EXERCISE DETAILS:
Gather every line that includes the word "page", please.

LISTING:
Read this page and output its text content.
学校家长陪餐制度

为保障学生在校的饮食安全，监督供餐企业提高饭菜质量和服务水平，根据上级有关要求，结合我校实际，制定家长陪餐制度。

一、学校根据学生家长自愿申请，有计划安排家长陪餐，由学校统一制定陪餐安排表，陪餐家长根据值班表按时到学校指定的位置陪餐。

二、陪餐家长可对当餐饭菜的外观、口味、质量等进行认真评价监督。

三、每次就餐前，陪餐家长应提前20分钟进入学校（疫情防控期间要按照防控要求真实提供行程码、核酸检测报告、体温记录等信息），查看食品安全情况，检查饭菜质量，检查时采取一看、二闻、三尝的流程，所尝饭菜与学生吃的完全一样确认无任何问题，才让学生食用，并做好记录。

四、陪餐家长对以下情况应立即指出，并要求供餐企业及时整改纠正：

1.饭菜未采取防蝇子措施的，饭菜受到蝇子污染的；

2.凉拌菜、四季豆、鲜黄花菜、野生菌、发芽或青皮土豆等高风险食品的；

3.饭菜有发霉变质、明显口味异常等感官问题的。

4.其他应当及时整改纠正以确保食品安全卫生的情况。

==

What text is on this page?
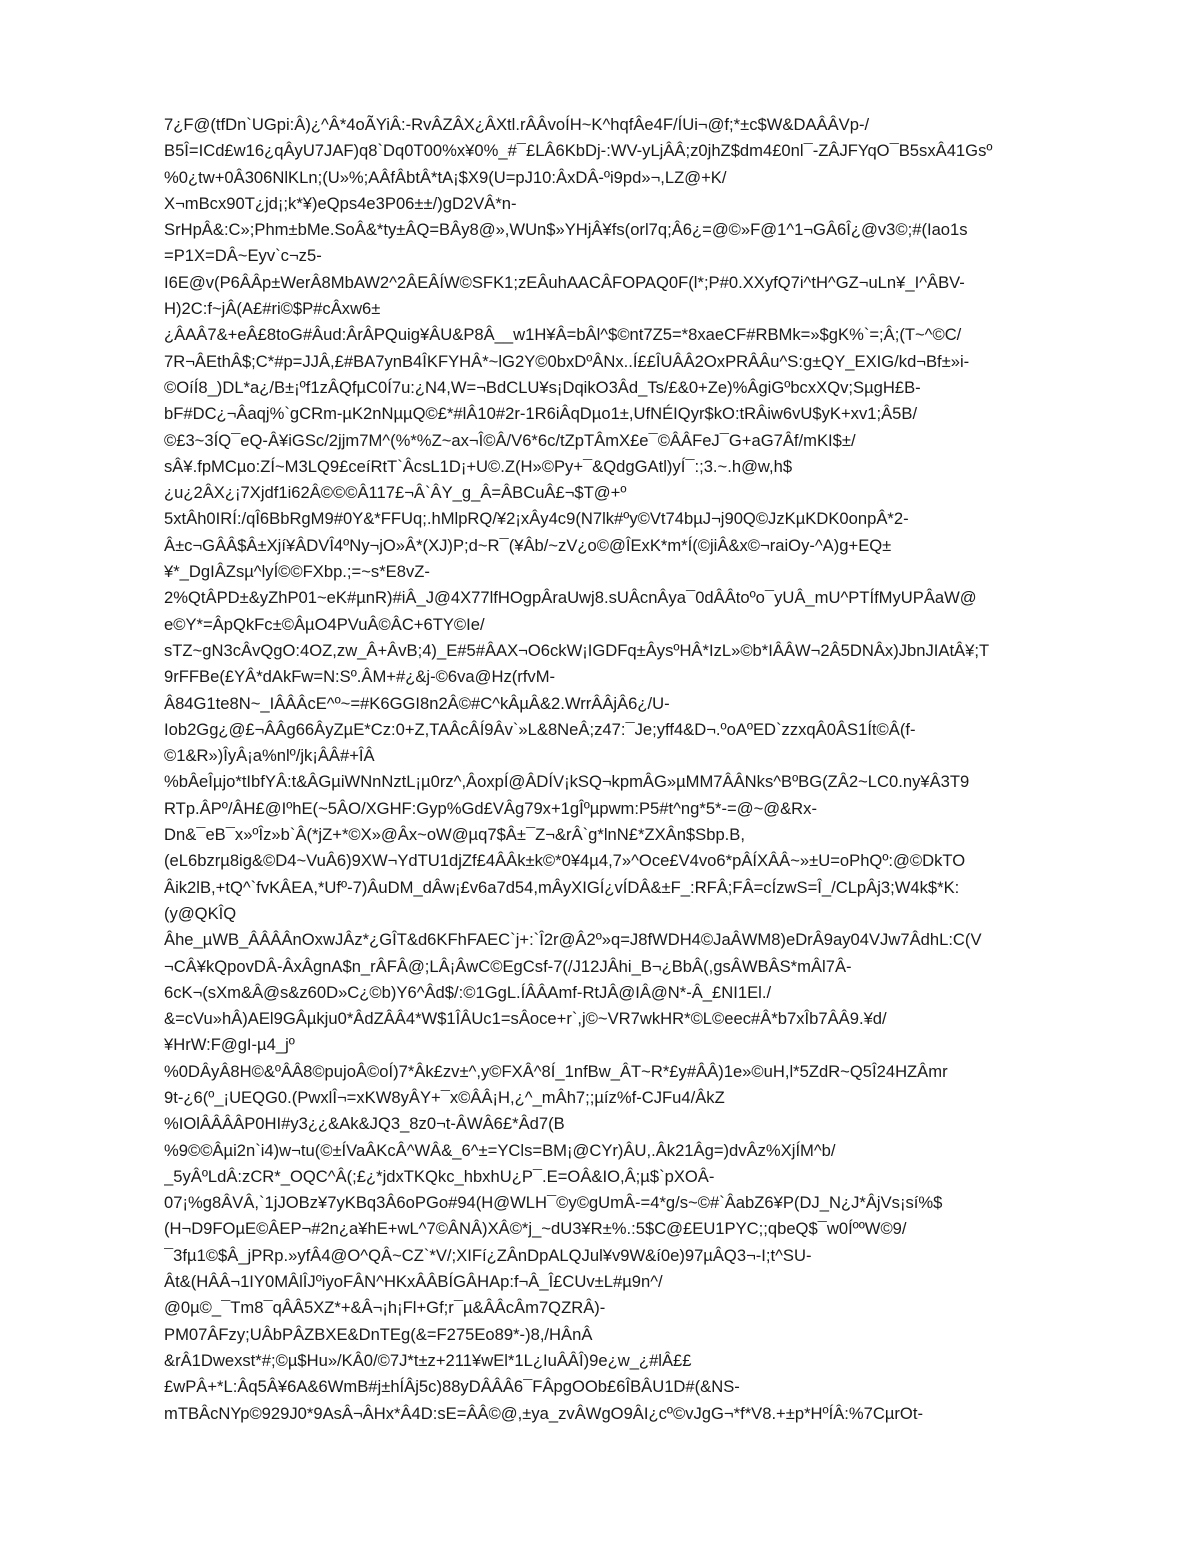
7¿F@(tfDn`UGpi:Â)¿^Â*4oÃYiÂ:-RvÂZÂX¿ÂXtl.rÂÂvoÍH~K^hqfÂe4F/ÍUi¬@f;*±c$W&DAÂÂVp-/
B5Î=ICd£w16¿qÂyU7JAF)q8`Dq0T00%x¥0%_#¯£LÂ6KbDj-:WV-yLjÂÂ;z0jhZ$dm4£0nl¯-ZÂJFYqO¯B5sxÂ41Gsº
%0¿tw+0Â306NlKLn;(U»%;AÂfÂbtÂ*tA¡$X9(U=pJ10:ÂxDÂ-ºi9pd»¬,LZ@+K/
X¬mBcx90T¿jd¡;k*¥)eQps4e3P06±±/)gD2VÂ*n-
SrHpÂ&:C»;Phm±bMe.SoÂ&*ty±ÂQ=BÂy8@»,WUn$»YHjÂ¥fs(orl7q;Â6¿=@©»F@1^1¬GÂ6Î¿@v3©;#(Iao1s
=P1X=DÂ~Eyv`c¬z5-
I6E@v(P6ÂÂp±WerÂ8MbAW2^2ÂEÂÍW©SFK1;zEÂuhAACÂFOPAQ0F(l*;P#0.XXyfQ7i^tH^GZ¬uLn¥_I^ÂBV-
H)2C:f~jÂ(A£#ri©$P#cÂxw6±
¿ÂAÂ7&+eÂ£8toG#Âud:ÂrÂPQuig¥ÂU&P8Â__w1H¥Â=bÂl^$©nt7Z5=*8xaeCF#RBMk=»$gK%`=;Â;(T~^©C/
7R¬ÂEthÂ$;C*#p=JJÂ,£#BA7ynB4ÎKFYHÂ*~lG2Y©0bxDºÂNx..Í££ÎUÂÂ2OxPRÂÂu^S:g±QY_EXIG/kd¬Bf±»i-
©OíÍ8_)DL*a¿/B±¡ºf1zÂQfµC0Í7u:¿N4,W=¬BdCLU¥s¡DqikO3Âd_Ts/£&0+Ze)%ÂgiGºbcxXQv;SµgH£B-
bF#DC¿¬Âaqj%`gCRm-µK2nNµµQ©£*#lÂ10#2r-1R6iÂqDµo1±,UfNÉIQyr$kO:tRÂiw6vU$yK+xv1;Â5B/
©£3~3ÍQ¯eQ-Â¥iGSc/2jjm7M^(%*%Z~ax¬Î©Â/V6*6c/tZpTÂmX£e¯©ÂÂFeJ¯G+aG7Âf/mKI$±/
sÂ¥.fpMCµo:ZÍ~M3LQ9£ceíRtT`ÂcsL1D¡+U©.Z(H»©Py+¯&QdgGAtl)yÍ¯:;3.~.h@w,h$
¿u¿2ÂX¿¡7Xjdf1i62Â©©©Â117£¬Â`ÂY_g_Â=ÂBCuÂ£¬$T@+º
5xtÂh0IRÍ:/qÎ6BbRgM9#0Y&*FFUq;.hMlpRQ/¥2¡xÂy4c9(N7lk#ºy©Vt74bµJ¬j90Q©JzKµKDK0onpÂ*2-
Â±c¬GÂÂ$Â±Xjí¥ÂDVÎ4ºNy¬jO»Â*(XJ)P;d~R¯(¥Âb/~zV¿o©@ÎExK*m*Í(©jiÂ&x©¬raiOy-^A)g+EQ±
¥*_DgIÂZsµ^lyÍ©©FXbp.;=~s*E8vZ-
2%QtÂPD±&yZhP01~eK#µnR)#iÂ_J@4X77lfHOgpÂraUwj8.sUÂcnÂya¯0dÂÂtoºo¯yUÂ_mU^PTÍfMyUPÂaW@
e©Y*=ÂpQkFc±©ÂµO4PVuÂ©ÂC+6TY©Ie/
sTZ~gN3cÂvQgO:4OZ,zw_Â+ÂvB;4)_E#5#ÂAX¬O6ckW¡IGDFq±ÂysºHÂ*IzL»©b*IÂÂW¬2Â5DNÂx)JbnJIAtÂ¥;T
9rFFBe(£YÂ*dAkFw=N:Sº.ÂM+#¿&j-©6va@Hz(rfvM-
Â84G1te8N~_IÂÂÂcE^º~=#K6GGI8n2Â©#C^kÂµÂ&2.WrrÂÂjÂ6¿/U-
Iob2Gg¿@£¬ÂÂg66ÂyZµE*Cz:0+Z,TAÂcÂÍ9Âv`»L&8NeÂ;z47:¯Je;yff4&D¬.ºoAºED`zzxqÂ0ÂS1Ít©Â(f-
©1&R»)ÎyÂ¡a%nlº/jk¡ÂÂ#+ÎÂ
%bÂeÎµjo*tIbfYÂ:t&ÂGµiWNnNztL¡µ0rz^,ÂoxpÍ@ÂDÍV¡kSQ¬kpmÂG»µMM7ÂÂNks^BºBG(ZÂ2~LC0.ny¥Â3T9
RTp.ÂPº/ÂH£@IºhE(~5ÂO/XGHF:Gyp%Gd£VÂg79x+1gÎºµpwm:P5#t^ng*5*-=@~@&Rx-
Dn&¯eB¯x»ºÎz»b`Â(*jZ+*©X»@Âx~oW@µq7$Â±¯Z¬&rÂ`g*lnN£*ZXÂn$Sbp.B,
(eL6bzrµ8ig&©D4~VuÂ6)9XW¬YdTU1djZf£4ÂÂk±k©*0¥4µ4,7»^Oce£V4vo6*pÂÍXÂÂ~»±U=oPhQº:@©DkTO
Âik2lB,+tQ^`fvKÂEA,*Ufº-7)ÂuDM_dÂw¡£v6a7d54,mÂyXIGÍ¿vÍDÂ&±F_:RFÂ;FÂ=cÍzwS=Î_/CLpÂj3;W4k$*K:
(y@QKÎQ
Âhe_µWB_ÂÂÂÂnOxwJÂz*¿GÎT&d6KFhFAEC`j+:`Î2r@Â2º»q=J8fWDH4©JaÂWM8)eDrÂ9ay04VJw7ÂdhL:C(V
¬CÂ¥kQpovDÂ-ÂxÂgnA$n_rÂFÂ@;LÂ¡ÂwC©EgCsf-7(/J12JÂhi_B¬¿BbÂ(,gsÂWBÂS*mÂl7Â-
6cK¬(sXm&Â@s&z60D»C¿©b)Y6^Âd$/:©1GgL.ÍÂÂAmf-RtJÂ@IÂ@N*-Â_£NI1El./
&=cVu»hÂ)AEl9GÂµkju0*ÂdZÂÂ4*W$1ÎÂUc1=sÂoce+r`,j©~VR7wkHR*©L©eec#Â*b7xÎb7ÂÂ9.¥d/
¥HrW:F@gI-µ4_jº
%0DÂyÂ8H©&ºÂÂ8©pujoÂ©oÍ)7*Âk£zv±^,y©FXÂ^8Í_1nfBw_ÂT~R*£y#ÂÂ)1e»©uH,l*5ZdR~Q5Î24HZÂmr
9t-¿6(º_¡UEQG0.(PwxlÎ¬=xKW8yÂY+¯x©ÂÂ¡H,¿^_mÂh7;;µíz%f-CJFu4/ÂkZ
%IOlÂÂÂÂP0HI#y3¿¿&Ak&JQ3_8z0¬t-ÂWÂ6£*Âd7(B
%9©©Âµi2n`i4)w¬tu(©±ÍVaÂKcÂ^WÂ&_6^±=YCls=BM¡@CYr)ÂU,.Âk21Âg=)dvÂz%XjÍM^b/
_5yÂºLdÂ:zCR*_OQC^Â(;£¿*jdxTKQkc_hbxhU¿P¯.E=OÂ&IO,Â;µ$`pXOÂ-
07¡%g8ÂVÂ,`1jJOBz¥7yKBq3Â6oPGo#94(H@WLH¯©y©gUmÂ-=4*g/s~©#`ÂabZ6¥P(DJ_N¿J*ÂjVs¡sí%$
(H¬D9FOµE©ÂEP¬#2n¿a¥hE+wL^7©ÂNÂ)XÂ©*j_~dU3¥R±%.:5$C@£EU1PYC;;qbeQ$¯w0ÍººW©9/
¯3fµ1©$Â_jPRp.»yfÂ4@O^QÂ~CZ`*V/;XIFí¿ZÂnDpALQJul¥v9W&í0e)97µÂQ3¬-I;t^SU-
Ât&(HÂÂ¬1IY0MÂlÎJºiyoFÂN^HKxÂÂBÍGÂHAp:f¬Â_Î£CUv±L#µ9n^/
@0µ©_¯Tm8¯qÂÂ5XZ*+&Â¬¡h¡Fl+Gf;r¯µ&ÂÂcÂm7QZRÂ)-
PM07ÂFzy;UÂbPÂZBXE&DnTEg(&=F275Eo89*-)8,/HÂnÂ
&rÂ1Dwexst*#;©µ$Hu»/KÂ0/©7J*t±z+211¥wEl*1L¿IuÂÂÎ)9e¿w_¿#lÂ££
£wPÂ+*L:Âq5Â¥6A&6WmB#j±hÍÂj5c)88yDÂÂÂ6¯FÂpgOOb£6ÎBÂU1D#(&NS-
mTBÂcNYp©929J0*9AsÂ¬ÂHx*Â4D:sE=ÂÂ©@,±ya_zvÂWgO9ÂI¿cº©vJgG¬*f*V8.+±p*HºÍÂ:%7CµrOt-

THE RESPONSE:
Read this page and output its text content.
What text is on this page?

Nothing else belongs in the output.